● **DIRECTIVE**: Take each line that has the word "name" and return it.

● **ENTRIES SHOWN**:
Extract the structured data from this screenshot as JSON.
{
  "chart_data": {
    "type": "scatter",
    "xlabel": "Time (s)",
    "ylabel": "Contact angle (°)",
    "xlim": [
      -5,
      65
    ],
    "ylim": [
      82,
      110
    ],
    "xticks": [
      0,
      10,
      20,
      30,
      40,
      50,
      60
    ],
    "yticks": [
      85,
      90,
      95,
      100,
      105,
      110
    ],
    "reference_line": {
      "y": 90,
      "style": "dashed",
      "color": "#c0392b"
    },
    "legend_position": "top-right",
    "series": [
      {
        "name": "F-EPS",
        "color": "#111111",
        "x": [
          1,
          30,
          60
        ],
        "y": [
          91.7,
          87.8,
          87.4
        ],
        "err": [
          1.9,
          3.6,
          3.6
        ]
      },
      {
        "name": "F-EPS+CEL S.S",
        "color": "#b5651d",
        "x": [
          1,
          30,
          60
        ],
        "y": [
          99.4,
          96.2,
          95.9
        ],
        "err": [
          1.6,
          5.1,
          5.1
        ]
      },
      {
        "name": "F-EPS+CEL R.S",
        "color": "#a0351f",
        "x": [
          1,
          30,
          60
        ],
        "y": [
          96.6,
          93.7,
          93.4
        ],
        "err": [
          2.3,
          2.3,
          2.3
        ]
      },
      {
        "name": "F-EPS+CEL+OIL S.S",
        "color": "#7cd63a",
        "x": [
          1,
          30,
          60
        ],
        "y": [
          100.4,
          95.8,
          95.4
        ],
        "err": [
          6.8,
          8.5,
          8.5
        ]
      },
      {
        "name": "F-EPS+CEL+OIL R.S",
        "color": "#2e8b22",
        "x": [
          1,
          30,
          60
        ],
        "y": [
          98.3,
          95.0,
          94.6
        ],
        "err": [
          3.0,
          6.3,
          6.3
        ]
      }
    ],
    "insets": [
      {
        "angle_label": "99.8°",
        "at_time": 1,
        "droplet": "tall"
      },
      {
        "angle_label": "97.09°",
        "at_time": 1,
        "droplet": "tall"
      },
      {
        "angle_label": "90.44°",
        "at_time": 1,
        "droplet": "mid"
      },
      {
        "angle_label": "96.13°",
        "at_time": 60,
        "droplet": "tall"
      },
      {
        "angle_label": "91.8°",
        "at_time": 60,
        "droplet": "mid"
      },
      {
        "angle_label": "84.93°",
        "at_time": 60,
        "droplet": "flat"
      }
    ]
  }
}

● **SOLUTION FOR THIS EXERCISE**:
        "name": "F-EPS",
        "name": "F-EPS+CEL S.S",
        "name": "F-EPS+CEL R.S",
        "name": "F-EPS+CEL+OIL S.S",
        "name": "F-EPS+CEL+OIL R.S",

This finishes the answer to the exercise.